Dataset rows about figures
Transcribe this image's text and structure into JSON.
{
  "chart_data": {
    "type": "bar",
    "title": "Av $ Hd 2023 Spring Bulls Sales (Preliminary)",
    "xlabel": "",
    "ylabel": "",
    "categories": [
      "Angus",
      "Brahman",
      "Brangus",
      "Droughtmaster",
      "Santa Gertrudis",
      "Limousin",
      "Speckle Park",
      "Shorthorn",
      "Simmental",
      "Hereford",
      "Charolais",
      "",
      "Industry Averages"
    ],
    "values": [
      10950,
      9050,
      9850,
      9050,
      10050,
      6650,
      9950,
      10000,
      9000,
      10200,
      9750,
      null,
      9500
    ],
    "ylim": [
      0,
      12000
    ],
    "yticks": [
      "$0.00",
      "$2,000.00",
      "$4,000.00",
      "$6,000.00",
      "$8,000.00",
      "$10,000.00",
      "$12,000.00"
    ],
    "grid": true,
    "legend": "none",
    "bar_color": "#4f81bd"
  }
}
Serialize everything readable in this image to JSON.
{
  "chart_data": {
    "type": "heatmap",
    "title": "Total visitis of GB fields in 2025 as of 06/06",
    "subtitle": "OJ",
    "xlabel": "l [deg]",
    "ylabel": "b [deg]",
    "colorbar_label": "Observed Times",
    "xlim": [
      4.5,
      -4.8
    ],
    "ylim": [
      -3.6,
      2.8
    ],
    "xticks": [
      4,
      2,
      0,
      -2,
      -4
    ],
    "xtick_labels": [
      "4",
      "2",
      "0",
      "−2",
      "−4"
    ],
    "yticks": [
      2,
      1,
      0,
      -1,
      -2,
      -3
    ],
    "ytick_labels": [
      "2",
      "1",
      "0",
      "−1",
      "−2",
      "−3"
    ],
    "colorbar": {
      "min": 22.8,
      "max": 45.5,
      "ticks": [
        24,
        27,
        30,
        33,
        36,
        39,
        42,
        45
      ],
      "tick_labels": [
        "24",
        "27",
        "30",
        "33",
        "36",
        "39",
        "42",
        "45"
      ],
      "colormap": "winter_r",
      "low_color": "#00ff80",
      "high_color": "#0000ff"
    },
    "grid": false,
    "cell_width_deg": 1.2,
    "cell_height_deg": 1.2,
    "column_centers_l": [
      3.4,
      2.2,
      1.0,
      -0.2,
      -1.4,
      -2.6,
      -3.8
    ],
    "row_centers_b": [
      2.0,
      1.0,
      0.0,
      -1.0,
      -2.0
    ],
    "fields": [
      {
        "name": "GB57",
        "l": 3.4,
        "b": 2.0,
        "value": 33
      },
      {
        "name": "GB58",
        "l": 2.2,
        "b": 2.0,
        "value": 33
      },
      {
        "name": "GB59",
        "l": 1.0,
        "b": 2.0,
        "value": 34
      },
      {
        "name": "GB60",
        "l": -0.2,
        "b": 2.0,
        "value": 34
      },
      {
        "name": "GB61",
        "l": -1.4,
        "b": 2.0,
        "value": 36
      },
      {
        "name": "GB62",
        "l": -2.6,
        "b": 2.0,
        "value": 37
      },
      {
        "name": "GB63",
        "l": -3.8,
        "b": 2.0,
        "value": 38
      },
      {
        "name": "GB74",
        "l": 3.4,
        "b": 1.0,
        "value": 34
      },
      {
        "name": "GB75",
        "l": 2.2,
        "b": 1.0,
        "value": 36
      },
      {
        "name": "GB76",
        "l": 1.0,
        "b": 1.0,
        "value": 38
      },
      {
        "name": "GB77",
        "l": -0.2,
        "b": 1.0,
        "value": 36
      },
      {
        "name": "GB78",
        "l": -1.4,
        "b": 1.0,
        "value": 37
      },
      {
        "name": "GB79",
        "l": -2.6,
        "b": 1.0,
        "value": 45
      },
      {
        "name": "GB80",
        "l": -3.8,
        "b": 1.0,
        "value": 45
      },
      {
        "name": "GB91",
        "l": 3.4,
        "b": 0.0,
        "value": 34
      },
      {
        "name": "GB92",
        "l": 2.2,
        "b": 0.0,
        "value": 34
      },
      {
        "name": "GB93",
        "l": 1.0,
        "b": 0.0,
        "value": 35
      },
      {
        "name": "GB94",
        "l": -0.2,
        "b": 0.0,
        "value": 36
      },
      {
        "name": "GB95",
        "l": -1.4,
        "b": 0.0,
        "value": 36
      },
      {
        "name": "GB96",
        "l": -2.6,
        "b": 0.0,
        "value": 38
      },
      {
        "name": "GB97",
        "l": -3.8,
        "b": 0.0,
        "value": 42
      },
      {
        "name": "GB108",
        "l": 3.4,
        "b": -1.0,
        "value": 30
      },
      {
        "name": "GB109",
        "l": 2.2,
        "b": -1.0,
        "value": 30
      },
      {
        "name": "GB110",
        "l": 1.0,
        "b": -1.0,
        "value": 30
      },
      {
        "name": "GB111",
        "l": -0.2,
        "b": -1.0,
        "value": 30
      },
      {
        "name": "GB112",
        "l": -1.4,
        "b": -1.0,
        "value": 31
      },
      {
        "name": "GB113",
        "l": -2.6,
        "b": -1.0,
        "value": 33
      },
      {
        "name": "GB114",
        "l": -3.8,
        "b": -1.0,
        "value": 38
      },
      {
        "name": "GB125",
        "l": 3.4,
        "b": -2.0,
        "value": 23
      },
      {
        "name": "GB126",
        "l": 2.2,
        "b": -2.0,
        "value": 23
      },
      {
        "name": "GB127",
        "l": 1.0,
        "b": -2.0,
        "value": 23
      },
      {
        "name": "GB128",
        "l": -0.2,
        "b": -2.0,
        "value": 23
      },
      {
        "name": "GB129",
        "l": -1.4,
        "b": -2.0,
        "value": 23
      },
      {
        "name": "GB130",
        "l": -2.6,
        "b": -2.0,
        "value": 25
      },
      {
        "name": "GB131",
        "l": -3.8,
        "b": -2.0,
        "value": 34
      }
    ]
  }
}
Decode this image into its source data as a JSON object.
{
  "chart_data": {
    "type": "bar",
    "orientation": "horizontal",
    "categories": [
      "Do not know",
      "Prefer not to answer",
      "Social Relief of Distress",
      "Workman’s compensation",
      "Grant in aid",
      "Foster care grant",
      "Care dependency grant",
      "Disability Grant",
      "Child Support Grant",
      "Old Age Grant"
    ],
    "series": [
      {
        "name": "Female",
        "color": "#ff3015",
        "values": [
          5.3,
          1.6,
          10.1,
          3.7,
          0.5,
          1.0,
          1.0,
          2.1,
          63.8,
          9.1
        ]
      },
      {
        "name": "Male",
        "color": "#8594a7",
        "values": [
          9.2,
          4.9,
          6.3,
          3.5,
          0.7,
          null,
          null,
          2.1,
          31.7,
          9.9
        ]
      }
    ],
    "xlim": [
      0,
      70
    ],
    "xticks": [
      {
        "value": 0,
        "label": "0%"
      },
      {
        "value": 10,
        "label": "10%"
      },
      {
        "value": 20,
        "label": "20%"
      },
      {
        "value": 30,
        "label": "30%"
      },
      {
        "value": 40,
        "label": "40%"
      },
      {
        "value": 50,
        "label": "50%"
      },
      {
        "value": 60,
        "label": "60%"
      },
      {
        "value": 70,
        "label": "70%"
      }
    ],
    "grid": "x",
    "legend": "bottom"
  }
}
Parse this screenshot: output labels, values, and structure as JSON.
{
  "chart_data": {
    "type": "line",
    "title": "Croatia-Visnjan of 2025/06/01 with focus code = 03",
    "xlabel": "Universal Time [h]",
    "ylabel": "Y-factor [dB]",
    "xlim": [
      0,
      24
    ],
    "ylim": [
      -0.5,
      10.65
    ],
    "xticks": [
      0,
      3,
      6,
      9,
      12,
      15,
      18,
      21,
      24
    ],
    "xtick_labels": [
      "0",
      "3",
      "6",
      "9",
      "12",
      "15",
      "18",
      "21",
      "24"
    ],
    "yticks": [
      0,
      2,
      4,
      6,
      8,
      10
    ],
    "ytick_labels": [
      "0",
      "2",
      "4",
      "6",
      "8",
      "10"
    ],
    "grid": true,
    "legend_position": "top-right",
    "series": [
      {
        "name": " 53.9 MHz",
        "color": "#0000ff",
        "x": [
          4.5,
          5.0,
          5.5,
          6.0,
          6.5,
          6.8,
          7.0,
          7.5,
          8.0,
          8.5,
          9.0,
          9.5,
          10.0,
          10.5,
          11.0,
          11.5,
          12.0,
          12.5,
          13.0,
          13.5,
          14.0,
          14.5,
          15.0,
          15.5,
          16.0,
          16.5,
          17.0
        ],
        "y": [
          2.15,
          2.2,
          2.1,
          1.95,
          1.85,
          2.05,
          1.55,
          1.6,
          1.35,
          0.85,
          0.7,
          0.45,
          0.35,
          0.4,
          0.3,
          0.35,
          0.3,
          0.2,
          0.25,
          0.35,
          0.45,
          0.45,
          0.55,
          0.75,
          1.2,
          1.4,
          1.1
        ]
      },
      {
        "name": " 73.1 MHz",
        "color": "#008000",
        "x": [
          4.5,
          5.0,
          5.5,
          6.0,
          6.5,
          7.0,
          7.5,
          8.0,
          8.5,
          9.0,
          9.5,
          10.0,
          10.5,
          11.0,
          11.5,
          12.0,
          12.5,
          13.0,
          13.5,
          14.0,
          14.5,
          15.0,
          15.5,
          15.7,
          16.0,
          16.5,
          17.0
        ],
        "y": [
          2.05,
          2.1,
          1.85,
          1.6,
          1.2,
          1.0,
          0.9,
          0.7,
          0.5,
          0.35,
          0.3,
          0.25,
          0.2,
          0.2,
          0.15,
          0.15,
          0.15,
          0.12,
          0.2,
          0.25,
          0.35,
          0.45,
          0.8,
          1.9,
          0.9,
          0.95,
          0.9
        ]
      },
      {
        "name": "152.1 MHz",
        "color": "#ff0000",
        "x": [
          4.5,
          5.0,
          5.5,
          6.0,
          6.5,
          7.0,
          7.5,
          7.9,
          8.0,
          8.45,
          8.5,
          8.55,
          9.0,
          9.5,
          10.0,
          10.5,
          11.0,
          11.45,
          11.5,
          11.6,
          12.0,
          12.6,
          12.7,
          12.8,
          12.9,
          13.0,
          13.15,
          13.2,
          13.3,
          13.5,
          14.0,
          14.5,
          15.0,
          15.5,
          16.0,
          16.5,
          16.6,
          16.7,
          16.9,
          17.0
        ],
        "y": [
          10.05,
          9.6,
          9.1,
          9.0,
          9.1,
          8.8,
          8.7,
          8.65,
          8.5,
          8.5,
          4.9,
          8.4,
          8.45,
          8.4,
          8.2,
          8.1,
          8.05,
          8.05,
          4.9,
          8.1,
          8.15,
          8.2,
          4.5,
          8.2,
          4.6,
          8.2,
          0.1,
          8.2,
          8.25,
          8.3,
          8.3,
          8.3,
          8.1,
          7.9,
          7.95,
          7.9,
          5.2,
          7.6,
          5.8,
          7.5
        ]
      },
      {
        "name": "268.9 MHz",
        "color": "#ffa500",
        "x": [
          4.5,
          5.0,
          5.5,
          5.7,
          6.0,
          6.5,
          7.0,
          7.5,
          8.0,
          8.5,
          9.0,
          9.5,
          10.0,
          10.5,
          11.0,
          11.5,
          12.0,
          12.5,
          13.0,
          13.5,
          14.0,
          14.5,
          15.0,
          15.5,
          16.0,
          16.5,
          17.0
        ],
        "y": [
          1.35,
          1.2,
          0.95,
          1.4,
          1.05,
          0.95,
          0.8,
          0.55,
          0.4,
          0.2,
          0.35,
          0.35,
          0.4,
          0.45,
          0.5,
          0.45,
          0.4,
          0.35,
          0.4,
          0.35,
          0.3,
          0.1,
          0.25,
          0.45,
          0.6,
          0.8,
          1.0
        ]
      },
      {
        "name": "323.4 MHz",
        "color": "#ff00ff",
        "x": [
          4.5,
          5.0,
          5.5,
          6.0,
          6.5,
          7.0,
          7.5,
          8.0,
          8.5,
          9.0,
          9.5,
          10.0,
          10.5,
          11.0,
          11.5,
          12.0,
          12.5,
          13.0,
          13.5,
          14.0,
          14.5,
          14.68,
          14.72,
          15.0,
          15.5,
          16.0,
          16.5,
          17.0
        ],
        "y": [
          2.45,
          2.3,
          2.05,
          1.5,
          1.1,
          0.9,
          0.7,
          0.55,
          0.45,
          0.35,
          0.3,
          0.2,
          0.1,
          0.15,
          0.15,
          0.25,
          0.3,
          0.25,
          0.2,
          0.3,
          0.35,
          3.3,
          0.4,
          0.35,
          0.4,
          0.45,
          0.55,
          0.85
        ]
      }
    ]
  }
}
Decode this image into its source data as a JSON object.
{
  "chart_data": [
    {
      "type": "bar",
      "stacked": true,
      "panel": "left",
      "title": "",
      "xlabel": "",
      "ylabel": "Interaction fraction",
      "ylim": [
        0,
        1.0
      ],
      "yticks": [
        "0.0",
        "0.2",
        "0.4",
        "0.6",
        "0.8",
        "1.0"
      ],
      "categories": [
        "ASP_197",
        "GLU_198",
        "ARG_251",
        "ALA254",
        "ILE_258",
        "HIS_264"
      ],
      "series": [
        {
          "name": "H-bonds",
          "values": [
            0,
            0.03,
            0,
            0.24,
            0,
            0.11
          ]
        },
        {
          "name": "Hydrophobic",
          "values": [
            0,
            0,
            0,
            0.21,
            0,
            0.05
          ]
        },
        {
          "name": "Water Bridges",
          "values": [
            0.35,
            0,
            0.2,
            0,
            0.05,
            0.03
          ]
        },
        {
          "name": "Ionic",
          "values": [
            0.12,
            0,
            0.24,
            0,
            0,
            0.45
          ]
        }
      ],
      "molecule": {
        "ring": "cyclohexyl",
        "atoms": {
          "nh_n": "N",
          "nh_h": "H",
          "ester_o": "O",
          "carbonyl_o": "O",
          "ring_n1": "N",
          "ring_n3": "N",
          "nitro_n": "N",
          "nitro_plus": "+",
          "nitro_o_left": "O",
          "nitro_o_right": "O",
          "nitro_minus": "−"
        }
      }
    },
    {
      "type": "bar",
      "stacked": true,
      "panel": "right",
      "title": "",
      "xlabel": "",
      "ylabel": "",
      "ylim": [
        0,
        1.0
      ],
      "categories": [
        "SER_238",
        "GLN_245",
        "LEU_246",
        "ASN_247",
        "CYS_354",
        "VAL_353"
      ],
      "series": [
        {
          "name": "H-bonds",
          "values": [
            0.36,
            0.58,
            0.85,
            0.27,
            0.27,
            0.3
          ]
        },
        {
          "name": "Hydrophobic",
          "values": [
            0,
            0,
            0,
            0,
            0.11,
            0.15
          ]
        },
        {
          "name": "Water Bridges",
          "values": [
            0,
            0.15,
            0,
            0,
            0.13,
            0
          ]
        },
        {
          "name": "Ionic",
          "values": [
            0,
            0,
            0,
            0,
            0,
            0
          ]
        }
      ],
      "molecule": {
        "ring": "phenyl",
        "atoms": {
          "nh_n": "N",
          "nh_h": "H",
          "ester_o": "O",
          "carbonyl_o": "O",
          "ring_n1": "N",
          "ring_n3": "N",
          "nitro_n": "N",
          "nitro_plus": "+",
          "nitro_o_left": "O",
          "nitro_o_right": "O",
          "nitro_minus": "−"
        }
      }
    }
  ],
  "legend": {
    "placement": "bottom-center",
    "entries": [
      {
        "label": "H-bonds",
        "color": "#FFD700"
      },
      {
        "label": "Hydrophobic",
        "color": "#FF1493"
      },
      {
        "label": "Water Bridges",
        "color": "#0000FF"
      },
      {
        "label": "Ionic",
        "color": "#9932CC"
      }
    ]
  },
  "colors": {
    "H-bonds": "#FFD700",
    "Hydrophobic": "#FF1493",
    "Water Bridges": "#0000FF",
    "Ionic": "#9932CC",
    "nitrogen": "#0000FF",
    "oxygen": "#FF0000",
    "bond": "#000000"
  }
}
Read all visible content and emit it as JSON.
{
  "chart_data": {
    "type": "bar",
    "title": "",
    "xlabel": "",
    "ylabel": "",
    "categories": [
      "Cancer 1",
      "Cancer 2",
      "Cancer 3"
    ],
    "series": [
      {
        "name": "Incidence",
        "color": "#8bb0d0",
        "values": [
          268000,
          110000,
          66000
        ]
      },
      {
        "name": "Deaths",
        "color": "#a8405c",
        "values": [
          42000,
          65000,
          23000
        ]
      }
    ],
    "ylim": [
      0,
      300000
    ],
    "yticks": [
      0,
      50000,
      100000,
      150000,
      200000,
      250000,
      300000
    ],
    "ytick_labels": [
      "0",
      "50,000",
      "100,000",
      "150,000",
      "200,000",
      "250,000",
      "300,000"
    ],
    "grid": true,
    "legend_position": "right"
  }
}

- **Exercise description**: Find the line containing "Read all visible content and emit it as JSON.". Reproduce it exactly, along with every line after it through the last.

- **Exercise output**:
Read all visible content and emit it as JSON.
{
  "chart_data": {
    "type": "bar",
    "title": "",
    "xlabel": "",
    "ylabel": "",
    "categories": [
      "Cancer 1",
      "Cancer 2",
      "Cancer 3"
    ],
    "series": [
      {
        "name": "Incidence",
        "color": "#8bb0d0",
        "values": [
          268000,
          110000,
          66000
        ]
      },
      {
        "name": "Deaths",
        "color": "#a8405c",
        "values": [
          42000,
          65000,
          23000
        ]
      }
    ],
    "ylim": [
      0,
      300000
    ],
    "yticks": [
      0,
      50000,
      100000,
      150000,
      200000,
      250000,
      300000
    ],
    "ytick_labels": [
      "0",
      "50,000",
      "100,000",
      "150,000",
      "200,000",
      "250,000",
      "300,000"
    ],
    "grid": true,
    "legend_position": "right"
  }
}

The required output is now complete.